Y luego estaba el aspecto positivo de su visión. Muchos pensadores y polemistas de derechas han sido capaces de deconstruir algunas de las ortodoxias izquierdistas de su época; pero Scruton tenía el don de ir un paso más allá. Naturalmente, una parte de lo que hizo respecto a su tiempo tiene una orientación crítica. Pero al menos dedicó la misma parte de su tiempo a hacer lo que muy poca gente hace: después de la deconstrucción, volver a construir y aportar luz. Dicho en términos prácticos, Scruton mostró a sus lectores no solo lo que debían rechazar, sino también lo que debían alimentar y amar. Sus escritos sobre música —como el que aquí presentamos sobre Metamorfosis, la obra de Strauss— no son más que una puerta de entrada a este aspecto de su pensamiento.

En uno de los ensayos más conmovedores de este volumen (“Hacer accesible lo inefable”), describe cómo cualquier persona con una mente y un corazón abiertos se encuentra a lo largo de su vida con «momentos que están saturados de sentido, pero cuyo sentido no puede expresarse con palabras. Estos momentos nos resultan preciosos. Cuando ocurren es como si, en la sinuosa y mal iluminada escalera de nuestra vida, nos topáramos de repente con una ventana, a través de la cual vislumbramos otro mundo más luminoso, un mundo al que pertenecemos, pero en el que no podemos entrar».

Otro filósofo podría haber ignorado este aspecto de nuestras vidas, considerándolo insuperable o irrelevante para la investigación filosófica o de otro tipo. Scruton reconoció con razón que hacer esto es dejar sin examinar una de las grandes pistas que tenemos para hablarnos de nosotros mismos y de nuestra relación con el mundo que nos rodea.

——————————

¿Puedes editar el pasaje sobre Scruton empezando en las palabras "Y luego estaba" y terminando después de "de su pensamiento.", con "polemistas" sustituido por "ensayistas"? Las filas proceden de una fuente distinta.

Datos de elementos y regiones
——————————

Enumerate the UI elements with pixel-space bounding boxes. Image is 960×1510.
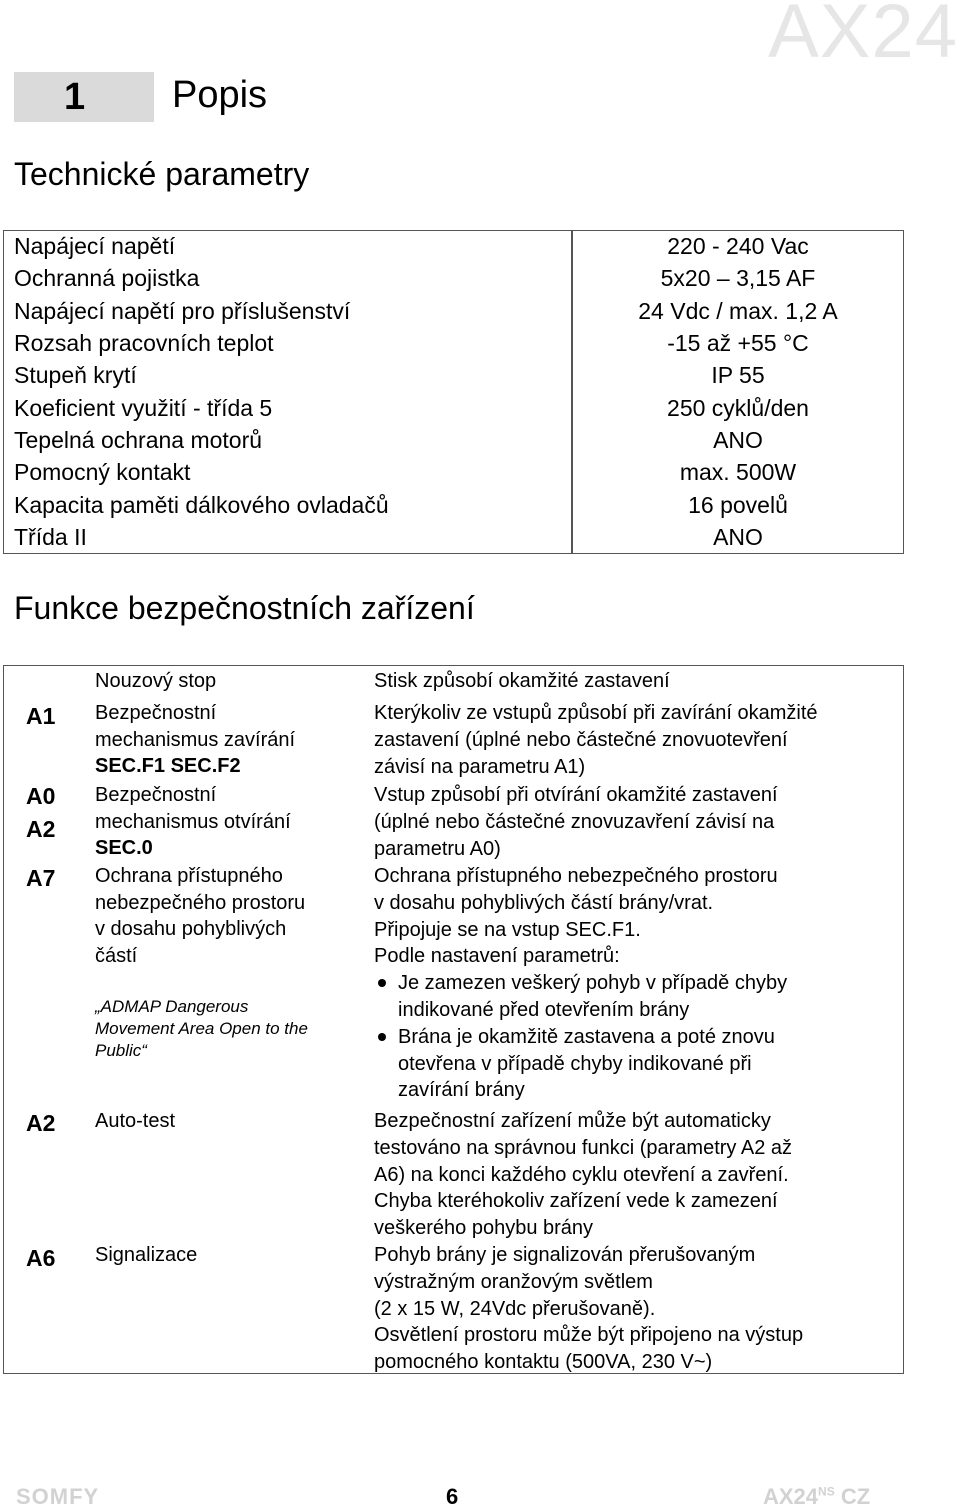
param-label: Rozsah pracovních teplot <box>14 330 274 357</box>
section-number: 1 <box>64 76 86 118</box>
safety-desc-opening: Vstup způsobí při otvírání okamžité zastavení (úplné nebo částečné znovuzavření závisí na parametru A0) <box>374 784 778 860</box>
param-code-a1: A1 <box>26 703 56 729</box>
safety-name-admap: Ochrana přístupného nebezpečného prostoru v dosahu pohyblivých částí <box>95 865 306 967</box>
param-value: 5x20 – 3,15 AF <box>660 265 816 292</box>
param-value: -15 až +55 °C <box>667 330 809 357</box>
tech-table-border <box>3 230 904 554</box>
param-label: Napájecí napětí <box>14 233 176 260</box>
param-value: 16 povelů <box>688 491 788 518</box>
param-label: Tepelná ochrana motorů <box>14 426 263 453</box>
bullet-icon <box>378 979 386 987</box>
section-title: Popis <box>172 74 268 116</box>
footer-brand: SOMFY <box>16 1484 100 1509</box>
safety-name-stop: Nouzový stop <box>95 670 217 692</box>
safety-heading: Funkce bezpečnostních zařízení <box>14 590 475 626</box>
param-value: ANO <box>713 523 763 550</box>
list-item: Brána je okamžitě zastavena a poté znovu otevřena v případě chyby indikované při zavírání brány <box>374 1024 899 1104</box>
admap-note: „ADMAP Dangerous Movement Area Open to the Public“ <box>95 997 308 1060</box>
param-value: 220 - 240 Vac <box>667 233 809 260</box>
tech-params-heading: Technické parametry <box>14 156 310 192</box>
safety-desc-admap: Ochrana přístupného nebezpečného prostoru v dosahu pohyblivých částí brány/vrat. Připojuje se na vstup SEC.F1. Podle nastavení parametrů: Je zamezen veškerý pohyb v případě chyby indikované před otevřením brány Brána je okamžitě zastavena a poté znovu otevřena v případě chyby indikované při zavírání brány <box>374 863 899 1104</box>
page-number: 6 <box>446 1484 459 1509</box>
param-value: ANO <box>713 426 763 453</box>
footer-model: $AX24^{NS}$ CZ <box>763 1484 871 1509</box>
param-code-a0: A0 <box>26 783 56 809</box>
param-code-a2: A2 <box>26 816 56 842</box>
param-label: Ochranná pojistka <box>14 265 200 292</box>
admap-options-list <box>374 970 899 1104</box>
safety-name-closing: Bezpečnostní mechanismus zavírání SEC.F1 SEC.F2 <box>95 702 296 777</box>
tech-table-divider <box>571 230 573 554</box>
param-value: 24 Vdc / max. 1,2 A <box>638 297 838 324</box>
param-label: Koeficient využití - třída 5 <box>14 394 273 421</box>
list-item: Je zamezen veškerý pohyb v případě chyby indikované před otevřením brány <box>374 970 899 1024</box>
safety-desc-stop: Stisk způsobí okamžité zastavení <box>374 670 670 692</box>
safety-name-signal: Signalizace <box>95 1244 198 1266</box>
header-logo: AX24 <box>768 0 958 74</box>
param-label: Pomocný kontakt <box>14 459 191 486</box>
safety-desc-autotest: Bezpečnostní zařízení může být automaticky testováno na správnou funkci (parametry A2 až A6) na konci každého cyklu otevření a zavření. Chyba kteréhokoliv zařízení vede k zamezení veškerého pohybu brány <box>374 1110 793 1240</box>
param-code-a2-autotest: A2 <box>26 1110 56 1136</box>
param-code-a6: A6 <box>26 1245 56 1271</box>
param-label: Kapacita paměti dálkového ovladačů <box>14 491 389 518</box>
safety-name-opening: Bezpečnostní mechanismus otvírání SEC.0 <box>95 784 291 859</box>
safety-desc-closing: Kterýkoliv ze vstupů způsobí při zavírání okamžité zastavení (úplné nebo částečné znovuotevření závisí na parametru A1) <box>374 702 818 778</box>
param-value: max. 500W <box>679 459 797 486</box>
param-label: Stupeň krytí <box>14 362 137 389</box>
param-value: IP 55 <box>711 362 765 389</box>
bullet-icon <box>378 1033 386 1041</box>
param-label: Třída II <box>14 523 87 550</box>
param-value: 250 cyklů/den <box>667 394 809 421</box>
safety-desc-signal: Pohyb brány je signalizován přerušovaným výstražným oranžovým světlem (2 x 15 W, 24Vdc přerušovaně). Osvětlení prostoru může být připojeno na výstup pomocného kontaktu (500VA, 230 V~) <box>374 1244 804 1374</box>
param-label: Napájecí napětí pro příslušenství <box>14 297 351 324</box>
param-code-a7: A7 <box>26 865 56 891</box>
safety-name-autotest: Auto-test <box>95 1110 176 1132</box>
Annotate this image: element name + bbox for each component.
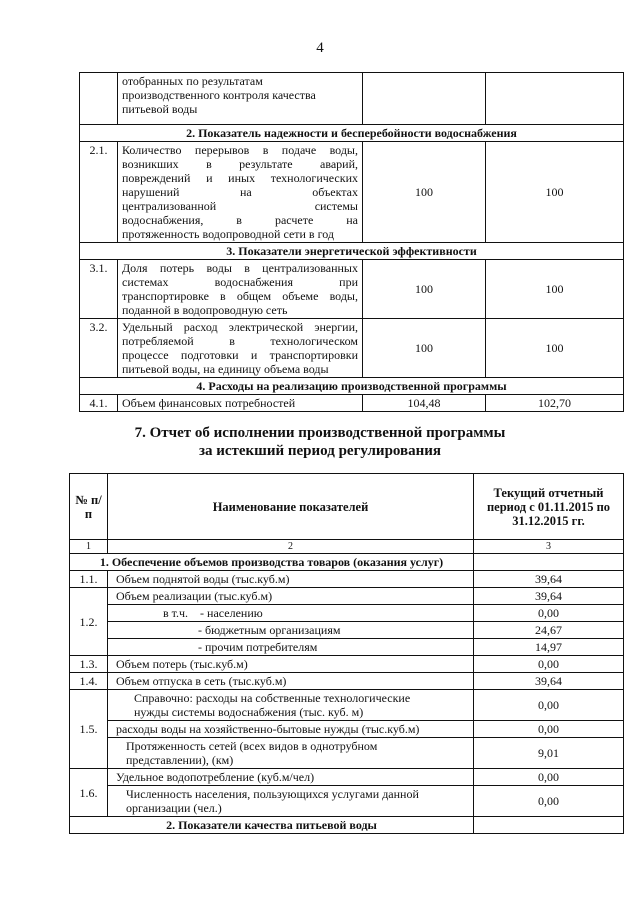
value-cell: 100 xyxy=(486,319,624,378)
value-cell: 100 xyxy=(486,142,624,243)
index-cell: 2 xyxy=(108,540,474,554)
row-number: 4.1. xyxy=(80,395,118,412)
row-number: 1.2. xyxy=(70,588,108,656)
value-cell: 102,70 xyxy=(486,395,624,412)
table-row xyxy=(70,588,624,605)
table-row xyxy=(70,673,624,690)
text-line: централизованной системы xyxy=(122,199,358,213)
page-number: 4 xyxy=(316,40,324,56)
index-cell: 3 xyxy=(474,540,624,554)
title-line: за истекший период регулирования xyxy=(198,443,442,459)
header-period: Текущий отчетный период с 01.11.2015 по 31.12.2015 гг. xyxy=(474,474,624,540)
section-row xyxy=(80,378,624,395)
section-row xyxy=(70,554,624,571)
text-line: системах водоснабжения при xyxy=(122,275,358,289)
value-cell: 0,00 xyxy=(474,769,624,786)
text-line: процессе подготовки и транспортировки xyxy=(122,348,358,362)
section-heading: 4. Расходы на реализацию производственной программы xyxy=(80,378,624,395)
section-row xyxy=(80,125,624,142)
value-cell: 39,64 xyxy=(474,673,624,690)
indicator-name: Объем потерь (тыс.куб.м) xyxy=(108,656,474,673)
table-row xyxy=(70,639,624,656)
table-row xyxy=(70,786,624,817)
row-number: 1.1. xyxy=(70,571,108,588)
indicator-name-cell: Объем финансовых потребностей xyxy=(118,395,363,412)
table-row xyxy=(70,721,624,738)
section-heading: 1. Обеспечение объемов производства товаров (оказания услуг) xyxy=(70,554,474,571)
title-line: 7. Отчет об исполнении производственной программы xyxy=(134,425,506,441)
indicator-name: Объем отпуска в сеть (тыс.куб.м) xyxy=(108,673,474,690)
text-line: водоснабжения, в расчете на xyxy=(122,213,358,227)
value-cell: 0,00 xyxy=(474,786,624,817)
value-cell: 39,64 xyxy=(474,588,624,605)
table-row xyxy=(70,571,624,588)
text-line: потребляемой в технологическом xyxy=(122,334,358,348)
text-line: питьевой воды, на единицу объема воды xyxy=(122,362,329,376)
section-7-title xyxy=(0,424,640,460)
table-row xyxy=(70,690,624,721)
row-number: 2.1. xyxy=(80,142,118,243)
section-row xyxy=(80,243,624,260)
text-line: Количество перерывов в подаче воды, xyxy=(122,143,358,157)
table-row xyxy=(80,260,624,319)
value-cell: 39,64 xyxy=(474,571,624,588)
table-row xyxy=(80,395,624,412)
table-row xyxy=(80,73,624,125)
text-line: производственного контроля качества xyxy=(122,88,316,102)
value-cell: 0,00 xyxy=(474,690,624,721)
table-row xyxy=(70,605,624,622)
index-cell: 1 xyxy=(70,540,108,554)
index-row xyxy=(70,540,624,554)
table-row xyxy=(80,319,624,378)
value-cell: 100 xyxy=(363,319,486,378)
row-number: 3.1. xyxy=(80,260,118,319)
indicator-name: Удельное водопотребление (куб.м/чел) xyxy=(108,769,474,786)
value-cell: 14,97 xyxy=(474,639,624,656)
row-number-cell xyxy=(80,73,118,125)
value-cell: 0,00 xyxy=(474,721,624,738)
indicators-table xyxy=(79,72,624,412)
table-row xyxy=(70,738,624,769)
value-cell: 0,00 xyxy=(474,656,624,673)
text-line: нарушений на объектах xyxy=(122,185,358,199)
text-line: отобранных по результатам xyxy=(122,74,263,88)
table-row xyxy=(70,769,624,786)
indicator-name: Объем реализации (тыс.куб.м) xyxy=(108,588,474,605)
value-cell: 100 xyxy=(486,260,624,319)
value-cell xyxy=(486,73,624,125)
table-row xyxy=(80,142,624,243)
section-heading: 2. Показатель надежности и бесперебойности водоснабжения xyxy=(80,125,624,142)
section-row xyxy=(70,817,624,834)
value-cell xyxy=(474,817,624,834)
value-cell: 100 xyxy=(363,260,486,319)
row-number: 1.3. xyxy=(70,656,108,673)
header-name: Наименование показателей xyxy=(108,474,474,540)
value-cell: 9,01 xyxy=(474,738,624,769)
header-number: № п/п xyxy=(70,474,108,540)
text-line: транспортировке в общем объеме воды, xyxy=(122,289,358,303)
value-cell: 104,48 xyxy=(363,395,486,412)
indicator-name: - прочим потребителям xyxy=(108,639,474,656)
indicator-name: расходы воды на хозяйственно-бытовые нужды (тыс.куб.м) xyxy=(108,721,474,738)
row-number: 1.5. xyxy=(70,690,108,769)
text-line: поданной в водопроводную сеть xyxy=(122,303,288,317)
text-line: протяженность водопроводной сети в год xyxy=(122,227,334,241)
indicator-name-cell xyxy=(118,73,363,125)
row-number: 1.6. xyxy=(70,769,108,817)
indicator-name: Объем поднятой воды (тыс.куб.м) xyxy=(108,571,474,588)
indicator-name: Справочно: расходы на собственные технологические нужды системы водоснабжения (тыс. куб. м) xyxy=(108,690,474,721)
section-heading: 2. Показатели качества питьевой воды xyxy=(70,817,474,834)
value-cell: 0,00 xyxy=(474,605,624,622)
text-line: Удельный расход электрической энергии, xyxy=(122,320,358,334)
text-line: Доля потерь воды в централизованных xyxy=(122,261,358,275)
report-table xyxy=(69,473,624,834)
indicator-name-cell xyxy=(118,142,363,243)
indicator-name: - бюджетным организациям xyxy=(108,622,474,639)
value-cell: 24,67 xyxy=(474,622,624,639)
row-number: 3.2. xyxy=(80,319,118,378)
indicator-name: Протяженность сетей (всех видов в однотрубном представлении), (км) xyxy=(108,738,474,769)
indicator-name-cell xyxy=(118,260,363,319)
table-row xyxy=(70,656,624,673)
text-line: повреждений и иных технологических xyxy=(122,171,358,185)
value-cell xyxy=(363,73,486,125)
text-line: питьевой воды xyxy=(122,102,198,116)
indicator-name: в т.ч. - населению xyxy=(108,605,474,622)
value-cell xyxy=(474,554,624,571)
row-number: 1.4. xyxy=(70,673,108,690)
value-cell: 100 xyxy=(363,142,486,243)
header-row xyxy=(70,474,624,540)
text-line: возникших в результате аварий, xyxy=(122,157,358,171)
section-heading: 3. Показатели энергетической эффективности xyxy=(80,243,624,260)
table-row xyxy=(70,622,624,639)
indicator-name: Численность населения, пользующихся услугами данной организации (чел.) xyxy=(108,786,474,817)
indicator-name-cell xyxy=(118,319,363,378)
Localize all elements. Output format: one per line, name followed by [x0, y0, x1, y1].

——————————

• **SOLUCIÓN DEL PROBLEMA**:
Y luego estaba el aspecto positivo de su visión. Muchos pensadores y ensayistas de derechas han sido capaces de deconstruir algunas de las ortodoxias izquierdistas de su época; pero Scruton tenía el don de ir un paso más allá. Naturalmente, una parte de lo que hizo respecto a su tiempo tiene una orientación crítica. Pero al menos dedicó la misma parte de su tiempo a hacer lo que muy poca gente hace: después de la deconstrucción, volver a construir y aportar luz. Dicho en términos prácticos, Scruton mostró a sus lectores no solo lo que debían rechazar, sino también lo que debían alimentar y amar. Sus escritos sobre música —como el que aquí presentamos sobre Metamorfosis, la obra de Strauss— no son más que una puerta de entrada a este aspecto de su pensamiento.